- [Written exercise] Every line below should be repeated exactly.

------------------------

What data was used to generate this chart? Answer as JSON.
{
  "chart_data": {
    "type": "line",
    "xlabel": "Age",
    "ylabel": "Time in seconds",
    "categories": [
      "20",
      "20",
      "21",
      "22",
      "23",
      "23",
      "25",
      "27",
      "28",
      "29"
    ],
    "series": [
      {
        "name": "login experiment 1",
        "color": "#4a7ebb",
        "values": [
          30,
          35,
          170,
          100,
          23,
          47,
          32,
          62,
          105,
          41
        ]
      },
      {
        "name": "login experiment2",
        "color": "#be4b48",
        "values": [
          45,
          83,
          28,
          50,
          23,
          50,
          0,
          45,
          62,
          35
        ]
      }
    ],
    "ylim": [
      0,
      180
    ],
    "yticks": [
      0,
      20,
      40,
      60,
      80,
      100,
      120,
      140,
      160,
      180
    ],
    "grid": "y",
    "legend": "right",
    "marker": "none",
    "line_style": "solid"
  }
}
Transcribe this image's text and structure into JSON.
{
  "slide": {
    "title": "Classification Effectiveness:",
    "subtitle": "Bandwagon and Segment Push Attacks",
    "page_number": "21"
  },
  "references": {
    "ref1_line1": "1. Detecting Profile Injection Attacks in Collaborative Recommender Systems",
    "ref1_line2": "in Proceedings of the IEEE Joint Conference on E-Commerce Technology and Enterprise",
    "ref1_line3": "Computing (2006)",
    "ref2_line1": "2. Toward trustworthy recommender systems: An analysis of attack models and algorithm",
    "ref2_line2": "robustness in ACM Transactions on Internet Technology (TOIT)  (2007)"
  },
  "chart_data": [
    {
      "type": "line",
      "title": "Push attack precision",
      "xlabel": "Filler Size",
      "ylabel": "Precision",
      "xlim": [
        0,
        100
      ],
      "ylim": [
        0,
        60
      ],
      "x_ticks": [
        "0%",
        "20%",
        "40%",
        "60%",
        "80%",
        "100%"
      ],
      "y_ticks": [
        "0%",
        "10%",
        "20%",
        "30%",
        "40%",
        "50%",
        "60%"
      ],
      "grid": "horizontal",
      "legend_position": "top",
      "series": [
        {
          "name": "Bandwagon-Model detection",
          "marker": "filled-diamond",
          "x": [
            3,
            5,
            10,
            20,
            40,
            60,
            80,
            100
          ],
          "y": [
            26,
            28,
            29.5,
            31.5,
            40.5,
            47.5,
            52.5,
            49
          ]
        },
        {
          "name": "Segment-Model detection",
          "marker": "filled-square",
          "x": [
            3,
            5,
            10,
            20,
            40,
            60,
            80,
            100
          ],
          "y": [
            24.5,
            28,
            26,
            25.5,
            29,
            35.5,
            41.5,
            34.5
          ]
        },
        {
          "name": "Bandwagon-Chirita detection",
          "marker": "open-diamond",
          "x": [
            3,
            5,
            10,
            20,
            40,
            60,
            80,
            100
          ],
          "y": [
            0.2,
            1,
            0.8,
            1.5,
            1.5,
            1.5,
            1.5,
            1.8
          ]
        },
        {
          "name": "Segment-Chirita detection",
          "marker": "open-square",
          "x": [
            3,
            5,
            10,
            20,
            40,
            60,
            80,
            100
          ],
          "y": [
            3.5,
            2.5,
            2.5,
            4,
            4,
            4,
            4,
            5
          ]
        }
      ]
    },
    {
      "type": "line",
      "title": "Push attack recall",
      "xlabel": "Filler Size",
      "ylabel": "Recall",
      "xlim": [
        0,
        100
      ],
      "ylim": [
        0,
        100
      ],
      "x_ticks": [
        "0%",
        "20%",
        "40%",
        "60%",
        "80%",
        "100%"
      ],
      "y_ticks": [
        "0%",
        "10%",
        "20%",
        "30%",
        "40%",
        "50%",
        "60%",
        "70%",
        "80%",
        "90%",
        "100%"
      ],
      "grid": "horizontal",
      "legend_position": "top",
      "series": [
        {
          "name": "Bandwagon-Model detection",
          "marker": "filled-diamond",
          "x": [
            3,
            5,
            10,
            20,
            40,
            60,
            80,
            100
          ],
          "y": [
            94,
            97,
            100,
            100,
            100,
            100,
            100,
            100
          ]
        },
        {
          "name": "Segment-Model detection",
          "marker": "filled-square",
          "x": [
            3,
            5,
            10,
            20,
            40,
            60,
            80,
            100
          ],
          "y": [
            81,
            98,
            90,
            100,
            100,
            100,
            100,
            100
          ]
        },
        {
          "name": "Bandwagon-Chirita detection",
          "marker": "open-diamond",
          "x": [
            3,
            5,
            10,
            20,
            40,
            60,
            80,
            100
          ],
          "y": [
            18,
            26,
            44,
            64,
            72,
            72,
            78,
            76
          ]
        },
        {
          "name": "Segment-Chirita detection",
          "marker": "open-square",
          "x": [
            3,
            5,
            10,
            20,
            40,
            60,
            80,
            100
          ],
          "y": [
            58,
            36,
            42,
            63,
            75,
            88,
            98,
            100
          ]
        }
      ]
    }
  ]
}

------------------------

- [Result of the task]
What data was used to generate this chart? Answer as JSON.
{
  "chart_data": {
    "type": "line",
    "xlabel": "Age",
    "ylabel": "Time in seconds",
    "categories": [
      "20",
      "20",
      "21",
      "22",
      "23",
      "23",
      "25",
      "27",
      "28",
      "29"
    ],
    "series": [
      {
        "name": "login experiment 1",
        "color": "#4a7ebb",
        "values": [
          30,
          35,
          170,
          100,
          23,
          47,
          32,
          62,
          105,
          41
        ]
      },
      {
        "name": "login experiment2",
        "color": "#be4b48",
        "values": [
          45,
          83,
          28,
          50,
          23,
          50,
          0,
          45,
          62,
          35
        ]
      }
    ],
    "ylim": [
      0,
      180
    ],
    "yticks": [
      0,
      20,
      40,
      60,
      80,
      100,
      120,
      140,
      160,
      180
    ],
    "grid": "y",
    "legend": "right",
    "marker": "none",
    "line_style": "solid"
  }
}
Transcribe this image's text and structure into JSON.
{
  "slide": {
    "title": "Classification Effectiveness:",
    "subtitle": "Bandwagon and Segment Push Attacks",
    "page_number": "21"
  },
  "references": {
    "ref1_line1": "1. Detecting Profile Injection Attacks in Collaborative Recommender Systems",
    "ref1_line2": "in Proceedings of the IEEE Joint Conference on E-Commerce Technology and Enterprise",
    "ref1_line3": "Computing (2006)",
    "ref2_line1": "2. Toward trustworthy recommender systems: An analysis of attack models and algorithm",
    "ref2_line2": "robustness in ACM Transactions on Internet Technology (TOIT)  (2007)"
  },
  "chart_data": [
    {
      "type": "line",
      "title": "Push attack precision",
      "xlabel": "Filler Size",
      "ylabel": "Precision",
      "xlim": [
        0,
        100
      ],
      "ylim": [
        0,
        60
      ],
      "x_ticks": [
        "0%",
        "20%",
        "40%",
        "60%",
        "80%",
        "100%"
      ],
      "y_ticks": [
        "0%",
        "10%",
        "20%",
        "30%",
        "40%",
        "50%",
        "60%"
      ],
      "grid": "horizontal",
      "legend_position": "top",
      "series": [
        {
          "name": "Bandwagon-Model detection",
          "marker": "filled-diamond",
          "x": [
            3,
            5,
            10,
            20,
            40,
            60,
            80,
            100
          ],
          "y": [
            26,
            28,
            29.5,
            31.5,
            40.5,
            47.5,
            52.5,
            49
          ]
        },
        {
          "name": "Segment-Model detection",
          "marker": "filled-square",
          "x": [
            3,
            5,
            10,
            20,
            40,
            60,
            80,
            100
          ],
          "y": [
            24.5,
            28,
            26,
            25.5,
            29,
            35.5,
            41.5,
            34.5
          ]
        },
        {
          "name": "Bandwagon-Chirita detection",
          "marker": "open-diamond",
          "x": [
            3,
            5,
            10,
            20,
            40,
            60,
            80,
            100
          ],
          "y": [
            0.2,
            1,
            0.8,
            1.5,
            1.5,
            1.5,
            1.5,
            1.8
          ]
        },
        {
          "name": "Segment-Chirita detection",
          "marker": "open-square",
          "x": [
            3,
            5,
            10,
            20,
            40,
            60,
            80,
            100
          ],
          "y": [
            3.5,
            2.5,
            2.5,
            4,
            4,
            4,
            4,
            5
          ]
        }
      ]
    },
    {
      "type": "line",
      "title": "Push attack recall",
      "xlabel": "Filler Size",
      "ylabel": "Recall",
      "xlim": [
        0,
        100
      ],
      "ylim": [
        0,
        100
      ],
      "x_ticks": [
        "0%",
        "20%",
        "40%",
        "60%",
        "80%",
        "100%"
      ],
      "y_ticks": [
        "0%",
        "10%",
        "20%",
        "30%",
        "40%",
        "50%",
        "60%",
        "70%",
        "80%",
        "90%",
        "100%"
      ],
      "grid": "horizontal",
      "legend_position": "top",
      "series": [
        {
          "name": "Bandwagon-Model detection",
          "marker": "filled-diamond",
          "x": [
            3,
            5,
            10,
            20,
            40,
            60,
            80,
            100
          ],
          "y": [
            94,
            97,
            100,
            100,
            100,
            100,
            100,
            100
          ]
        },
        {
          "name": "Segment-Model detection",
          "marker": "filled-square",
          "x": [
            3,
            5,
            10,
            20,
            40,
            60,
            80,
            100
          ],
          "y": [
            81,
            98,
            90,
            100,
            100,
            100,
            100,
            100
          ]
        },
        {
          "name": "Bandwagon-Chirita detection",
          "marker": "open-diamond",
          "x": [
            3,
            5,
            10,
            20,
            40,
            60,
            80,
            100
          ],
          "y": [
            18,
            26,
            44,
            64,
            72,
            72,
            78,
            76
          ]
        },
        {
          "name": "Segment-Chirita detection",
          "marker": "open-square",
          "x": [
            3,
            5,
            10,
            20,
            40,
            60,
            80,
            100
          ],
          "y": [
            58,
            36,
            42,
            63,
            75,
            88,
            98,
            100
          ]
        }
      ]
    }
  ]
}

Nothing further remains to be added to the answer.